• _GIVEN TASK_
Could you rewrite the listing below with every "row-checkbox" swapped for "row-toggle" and all else left unchanged?

• _DATA_
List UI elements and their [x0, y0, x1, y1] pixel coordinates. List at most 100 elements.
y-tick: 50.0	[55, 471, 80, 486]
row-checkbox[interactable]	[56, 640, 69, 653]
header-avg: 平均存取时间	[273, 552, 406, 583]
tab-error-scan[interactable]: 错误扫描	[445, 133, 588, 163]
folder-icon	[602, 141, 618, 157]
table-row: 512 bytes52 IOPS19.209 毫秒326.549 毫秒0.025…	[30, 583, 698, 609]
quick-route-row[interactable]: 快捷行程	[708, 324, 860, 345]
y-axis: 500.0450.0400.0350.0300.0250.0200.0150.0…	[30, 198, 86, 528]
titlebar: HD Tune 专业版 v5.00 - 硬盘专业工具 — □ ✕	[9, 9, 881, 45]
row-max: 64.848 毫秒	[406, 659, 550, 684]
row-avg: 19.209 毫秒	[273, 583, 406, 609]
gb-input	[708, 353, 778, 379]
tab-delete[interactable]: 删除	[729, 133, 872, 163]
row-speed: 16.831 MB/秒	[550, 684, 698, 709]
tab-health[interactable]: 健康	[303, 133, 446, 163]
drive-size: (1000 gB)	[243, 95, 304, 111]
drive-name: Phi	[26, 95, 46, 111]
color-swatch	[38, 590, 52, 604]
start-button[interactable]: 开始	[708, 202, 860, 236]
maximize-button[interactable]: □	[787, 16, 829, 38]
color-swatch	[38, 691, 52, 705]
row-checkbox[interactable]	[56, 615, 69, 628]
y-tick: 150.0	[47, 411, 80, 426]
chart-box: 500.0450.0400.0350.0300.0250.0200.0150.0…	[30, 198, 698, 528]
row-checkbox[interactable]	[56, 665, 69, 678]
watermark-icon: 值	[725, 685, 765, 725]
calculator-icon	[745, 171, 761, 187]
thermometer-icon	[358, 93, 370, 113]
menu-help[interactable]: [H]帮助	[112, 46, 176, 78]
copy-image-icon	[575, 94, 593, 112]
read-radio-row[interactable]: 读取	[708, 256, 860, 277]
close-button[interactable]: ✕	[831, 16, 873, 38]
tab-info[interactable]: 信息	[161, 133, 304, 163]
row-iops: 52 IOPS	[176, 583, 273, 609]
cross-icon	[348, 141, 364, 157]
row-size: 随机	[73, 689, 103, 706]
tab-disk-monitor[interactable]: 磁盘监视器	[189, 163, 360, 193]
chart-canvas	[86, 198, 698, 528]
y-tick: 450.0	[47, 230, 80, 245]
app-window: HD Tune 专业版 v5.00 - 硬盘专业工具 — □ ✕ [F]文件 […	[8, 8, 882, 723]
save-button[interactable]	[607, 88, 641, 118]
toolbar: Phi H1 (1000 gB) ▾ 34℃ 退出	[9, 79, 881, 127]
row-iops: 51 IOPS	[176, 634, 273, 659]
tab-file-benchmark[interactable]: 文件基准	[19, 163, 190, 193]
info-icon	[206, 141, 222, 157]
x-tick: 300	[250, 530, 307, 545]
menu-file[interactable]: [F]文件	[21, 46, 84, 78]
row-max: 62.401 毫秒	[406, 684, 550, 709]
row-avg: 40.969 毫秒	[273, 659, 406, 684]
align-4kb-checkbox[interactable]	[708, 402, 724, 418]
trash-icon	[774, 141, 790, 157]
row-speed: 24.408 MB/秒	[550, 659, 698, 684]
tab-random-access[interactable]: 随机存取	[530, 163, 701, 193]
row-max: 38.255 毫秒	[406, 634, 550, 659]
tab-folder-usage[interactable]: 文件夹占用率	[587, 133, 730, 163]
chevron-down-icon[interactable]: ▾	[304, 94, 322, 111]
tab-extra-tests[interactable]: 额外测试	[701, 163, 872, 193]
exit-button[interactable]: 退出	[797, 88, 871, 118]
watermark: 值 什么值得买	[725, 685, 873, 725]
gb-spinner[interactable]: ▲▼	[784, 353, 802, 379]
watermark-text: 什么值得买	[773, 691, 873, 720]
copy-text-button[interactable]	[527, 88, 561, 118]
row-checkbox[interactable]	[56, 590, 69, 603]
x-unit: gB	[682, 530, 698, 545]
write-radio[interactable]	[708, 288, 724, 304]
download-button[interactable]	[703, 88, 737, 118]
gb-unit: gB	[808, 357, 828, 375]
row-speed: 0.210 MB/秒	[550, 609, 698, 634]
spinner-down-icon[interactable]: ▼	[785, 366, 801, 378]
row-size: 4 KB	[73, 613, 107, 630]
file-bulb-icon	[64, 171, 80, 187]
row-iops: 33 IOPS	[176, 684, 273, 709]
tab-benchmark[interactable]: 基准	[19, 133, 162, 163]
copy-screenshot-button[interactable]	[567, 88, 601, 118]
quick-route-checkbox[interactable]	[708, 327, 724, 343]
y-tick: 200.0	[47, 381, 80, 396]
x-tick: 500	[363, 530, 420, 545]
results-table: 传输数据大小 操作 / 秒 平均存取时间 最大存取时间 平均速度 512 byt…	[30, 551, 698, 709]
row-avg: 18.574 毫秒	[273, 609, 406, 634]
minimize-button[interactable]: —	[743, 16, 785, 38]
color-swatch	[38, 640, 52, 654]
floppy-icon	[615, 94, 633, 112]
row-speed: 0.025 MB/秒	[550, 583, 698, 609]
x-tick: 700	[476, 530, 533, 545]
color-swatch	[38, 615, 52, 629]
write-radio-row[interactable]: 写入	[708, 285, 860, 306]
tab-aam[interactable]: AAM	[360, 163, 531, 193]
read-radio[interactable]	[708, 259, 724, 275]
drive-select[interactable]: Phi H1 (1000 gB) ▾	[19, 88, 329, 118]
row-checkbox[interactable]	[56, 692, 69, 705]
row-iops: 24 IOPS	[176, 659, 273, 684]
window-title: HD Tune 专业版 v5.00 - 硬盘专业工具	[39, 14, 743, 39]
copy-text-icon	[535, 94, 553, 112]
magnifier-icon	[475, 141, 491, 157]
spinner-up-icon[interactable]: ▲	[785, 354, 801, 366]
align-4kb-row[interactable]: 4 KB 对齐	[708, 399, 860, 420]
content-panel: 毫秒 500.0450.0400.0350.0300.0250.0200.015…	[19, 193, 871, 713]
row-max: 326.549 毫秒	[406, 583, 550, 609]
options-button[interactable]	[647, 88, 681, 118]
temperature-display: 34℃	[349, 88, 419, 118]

• _SOLUTION TO THIS PROBLEM_
List UI elements and their [x0, y0, x1, y1] pixel coordinates. List at most 100 elements.
y-tick: 50.0	[55, 471, 80, 486]
row-toggle[interactable]	[56, 640, 69, 653]
header-avg: 平均存取时间	[273, 552, 406, 583]
tab-error-scan[interactable]: 错误扫描	[445, 133, 588, 163]
folder-icon	[602, 141, 618, 157]
table-row: 512 bytes52 IOPS19.209 毫秒326.549 毫秒0.025…	[30, 583, 698, 609]
quick-route-row[interactable]: 快捷行程	[708, 324, 860, 345]
y-axis: 500.0450.0400.0350.0300.0250.0200.0150.0…	[30, 198, 86, 528]
titlebar: HD Tune 专业版 v5.00 - 硬盘专业工具 — □ ✕	[9, 9, 881, 45]
row-max: 64.848 毫秒	[406, 659, 550, 684]
row-avg: 19.209 毫秒	[273, 583, 406, 609]
gb-input	[708, 353, 778, 379]
tab-delete[interactable]: 删除	[729, 133, 872, 163]
row-speed: 16.831 MB/秒	[550, 684, 698, 709]
tab-health[interactable]: 健康	[303, 133, 446, 163]
drive-size: (1000 gB)	[243, 95, 304, 111]
drive-name: Phi	[26, 95, 46, 111]
color-swatch	[38, 590, 52, 604]
start-button[interactable]: 开始	[708, 202, 860, 236]
maximize-button[interactable]: □	[787, 16, 829, 38]
color-swatch	[38, 691, 52, 705]
row-toggle[interactable]	[56, 615, 69, 628]
y-tick: 150.0	[47, 411, 80, 426]
chart-box: 500.0450.0400.0350.0300.0250.0200.0150.0…	[30, 198, 698, 528]
row-toggle[interactable]	[56, 665, 69, 678]
watermark-icon: 值	[725, 685, 765, 725]
calculator-icon	[745, 171, 761, 187]
thermometer-icon	[358, 93, 370, 113]
menu-help[interactable]: [H]帮助	[112, 46, 176, 78]
copy-image-icon	[575, 94, 593, 112]
read-radio-row[interactable]: 读取	[708, 256, 860, 277]
close-button[interactable]: ✕	[831, 16, 873, 38]
tab-info[interactable]: 信息	[161, 133, 304, 163]
row-iops: 52 IOPS	[176, 583, 273, 609]
cross-icon	[348, 141, 364, 157]
row-size: 随机	[73, 689, 103, 706]
tab-disk-monitor[interactable]: 磁盘监视器	[189, 163, 360, 193]
chart-canvas	[86, 198, 698, 528]
y-tick: 450.0	[47, 230, 80, 245]
app-window: HD Tune 专业版 v5.00 - 硬盘专业工具 — □ ✕ [F]文件 […	[8, 8, 882, 723]
save-button[interactable]	[607, 88, 641, 118]
toolbar: Phi H1 (1000 gB) ▾ 34℃ 退出	[9, 79, 881, 127]
row-iops: 51 IOPS	[176, 634, 273, 659]
tab-file-benchmark[interactable]: 文件基准	[19, 163, 190, 193]
info-icon	[206, 141, 222, 157]
x-tick: 300	[250, 530, 307, 545]
menu-file[interactable]: [F]文件	[21, 46, 84, 78]
row-max: 62.401 毫秒	[406, 684, 550, 709]
row-avg: 40.969 毫秒	[273, 659, 406, 684]
align-4kb-checkbox[interactable]	[708, 402, 724, 418]
trash-icon	[774, 141, 790, 157]
row-speed: 24.408 MB/秒	[550, 659, 698, 684]
tab-random-access[interactable]: 随机存取	[530, 163, 701, 193]
row-max: 38.255 毫秒	[406, 634, 550, 659]
tab-folder-usage[interactable]: 文件夹占用率	[587, 133, 730, 163]
chevron-down-icon[interactable]: ▾	[304, 94, 322, 111]
tab-extra-tests[interactable]: 额外测试	[701, 163, 872, 193]
exit-button[interactable]: 退出	[797, 88, 871, 118]
watermark: 值 什么值得买	[725, 685, 873, 725]
gb-spinner[interactable]: ▲▼	[784, 353, 802, 379]
watermark-text: 什么值得买	[773, 691, 873, 720]
copy-text-button[interactable]	[527, 88, 561, 118]
row-toggle[interactable]	[56, 590, 69, 603]
x-unit: gB	[682, 530, 698, 545]
write-radio[interactable]	[708, 288, 724, 304]
download-button[interactable]	[703, 88, 737, 118]
gb-unit: gB	[808, 357, 828, 375]
row-speed: 0.210 MB/秒	[550, 609, 698, 634]
spinner-down-icon[interactable]: ▼	[785, 366, 801, 378]
row-size: 4 KB	[73, 613, 107, 630]
file-bulb-icon	[64, 171, 80, 187]
row-iops: 33 IOPS	[176, 684, 273, 709]
tab-benchmark[interactable]: 基准	[19, 133, 162, 163]
copy-screenshot-button[interactable]	[567, 88, 601, 118]
quick-route-checkbox[interactable]	[708, 327, 724, 343]
y-tick: 200.0	[47, 381, 80, 396]
x-tick: 500	[363, 530, 420, 545]
results-table: 传输数据大小 操作 / 秒 平均存取时间 最大存取时间 平均速度 512 byt…	[30, 551, 698, 709]
row-avg: 18.574 毫秒	[273, 609, 406, 634]
minimize-button[interactable]: —	[743, 16, 785, 38]
color-swatch	[38, 640, 52, 654]
floppy-icon	[615, 94, 633, 112]
row-speed: 0.025 MB/秒	[550, 583, 698, 609]
x-tick: 700	[476, 530, 533, 545]
color-swatch	[38, 615, 52, 629]
write-radio-row[interactable]: 写入	[708, 285, 860, 306]
tab-aam[interactable]: AAM	[360, 163, 531, 193]
read-radio[interactable]	[708, 259, 724, 275]
drive-select[interactable]: Phi H1 (1000 gB) ▾	[19, 88, 329, 118]
row-toggle[interactable]	[56, 692, 69, 705]
row-iops: 24 IOPS	[176, 659, 273, 684]
window-title: HD Tune 专业版 v5.00 - 硬盘专业工具	[39, 14, 743, 39]
copy-text-icon	[535, 94, 553, 112]
magnifier-icon	[475, 141, 491, 157]
spinner-up-icon[interactable]: ▲	[785, 354, 801, 366]
align-4kb-row[interactable]: 4 KB 对齐	[708, 399, 860, 420]
content-panel: 毫秒 500.0450.0400.0350.0300.0250.0200.015…	[19, 193, 871, 713]
row-max: 326.549 毫秒	[406, 583, 550, 609]
options-button[interactable]	[647, 88, 681, 118]
temperature-display: 34℃	[349, 88, 419, 118]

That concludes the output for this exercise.